* [Prompt] Pick out all lines with the word "میانگین" from the records that follow.

Stored data entries:

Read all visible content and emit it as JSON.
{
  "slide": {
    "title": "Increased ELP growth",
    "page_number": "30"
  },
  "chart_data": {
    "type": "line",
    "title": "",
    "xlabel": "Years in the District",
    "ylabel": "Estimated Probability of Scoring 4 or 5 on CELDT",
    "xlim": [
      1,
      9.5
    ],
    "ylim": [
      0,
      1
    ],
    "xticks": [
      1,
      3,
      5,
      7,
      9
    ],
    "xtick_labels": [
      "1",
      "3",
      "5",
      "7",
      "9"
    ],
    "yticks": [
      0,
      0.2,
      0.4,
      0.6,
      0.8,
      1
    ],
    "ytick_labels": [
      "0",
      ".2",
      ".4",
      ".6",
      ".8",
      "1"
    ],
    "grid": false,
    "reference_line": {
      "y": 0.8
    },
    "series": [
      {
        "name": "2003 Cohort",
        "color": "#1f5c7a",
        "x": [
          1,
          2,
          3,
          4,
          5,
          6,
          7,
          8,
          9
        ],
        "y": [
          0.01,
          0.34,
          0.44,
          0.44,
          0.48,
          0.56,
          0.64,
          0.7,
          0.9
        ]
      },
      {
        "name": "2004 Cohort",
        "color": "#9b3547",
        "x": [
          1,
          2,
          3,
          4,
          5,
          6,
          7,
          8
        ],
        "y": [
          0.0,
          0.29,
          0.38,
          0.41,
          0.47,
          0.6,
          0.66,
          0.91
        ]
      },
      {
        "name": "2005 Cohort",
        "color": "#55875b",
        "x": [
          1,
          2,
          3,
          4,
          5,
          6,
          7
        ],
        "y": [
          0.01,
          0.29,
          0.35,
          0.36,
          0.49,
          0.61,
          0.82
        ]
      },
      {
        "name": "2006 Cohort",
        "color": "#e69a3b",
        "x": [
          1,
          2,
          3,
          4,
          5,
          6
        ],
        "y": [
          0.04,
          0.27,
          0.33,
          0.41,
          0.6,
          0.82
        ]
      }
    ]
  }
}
--
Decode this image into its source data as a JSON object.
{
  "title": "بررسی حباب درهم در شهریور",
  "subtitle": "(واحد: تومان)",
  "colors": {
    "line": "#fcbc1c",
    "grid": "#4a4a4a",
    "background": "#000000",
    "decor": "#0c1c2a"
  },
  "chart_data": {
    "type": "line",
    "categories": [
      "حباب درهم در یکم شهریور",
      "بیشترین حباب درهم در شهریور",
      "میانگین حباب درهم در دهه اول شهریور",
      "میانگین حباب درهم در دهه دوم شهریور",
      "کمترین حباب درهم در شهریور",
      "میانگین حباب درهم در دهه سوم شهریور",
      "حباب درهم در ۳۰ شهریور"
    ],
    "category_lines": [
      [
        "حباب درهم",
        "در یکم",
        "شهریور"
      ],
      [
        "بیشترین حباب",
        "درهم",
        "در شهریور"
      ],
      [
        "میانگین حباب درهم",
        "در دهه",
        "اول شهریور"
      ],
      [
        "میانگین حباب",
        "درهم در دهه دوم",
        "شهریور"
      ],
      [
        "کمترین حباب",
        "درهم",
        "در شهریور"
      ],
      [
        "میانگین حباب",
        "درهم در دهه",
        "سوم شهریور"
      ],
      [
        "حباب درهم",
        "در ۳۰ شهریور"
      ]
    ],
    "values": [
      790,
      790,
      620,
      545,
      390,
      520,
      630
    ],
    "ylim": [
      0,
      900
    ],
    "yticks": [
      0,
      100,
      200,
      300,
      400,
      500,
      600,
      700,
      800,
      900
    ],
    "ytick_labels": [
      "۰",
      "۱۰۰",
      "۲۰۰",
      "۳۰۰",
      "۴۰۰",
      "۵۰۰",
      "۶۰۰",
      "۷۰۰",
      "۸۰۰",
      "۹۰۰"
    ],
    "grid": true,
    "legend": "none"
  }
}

* [Solution to the problem]
      "میانگین حباب درهم در دهه اول شهریور",
      "میانگین حباب درهم در دهه دوم شهریور",
      "میانگین حباب درهم در دهه سوم شهریور",
        "میانگین حباب درهم",
        "میانگین حباب",
        "میانگین حباب",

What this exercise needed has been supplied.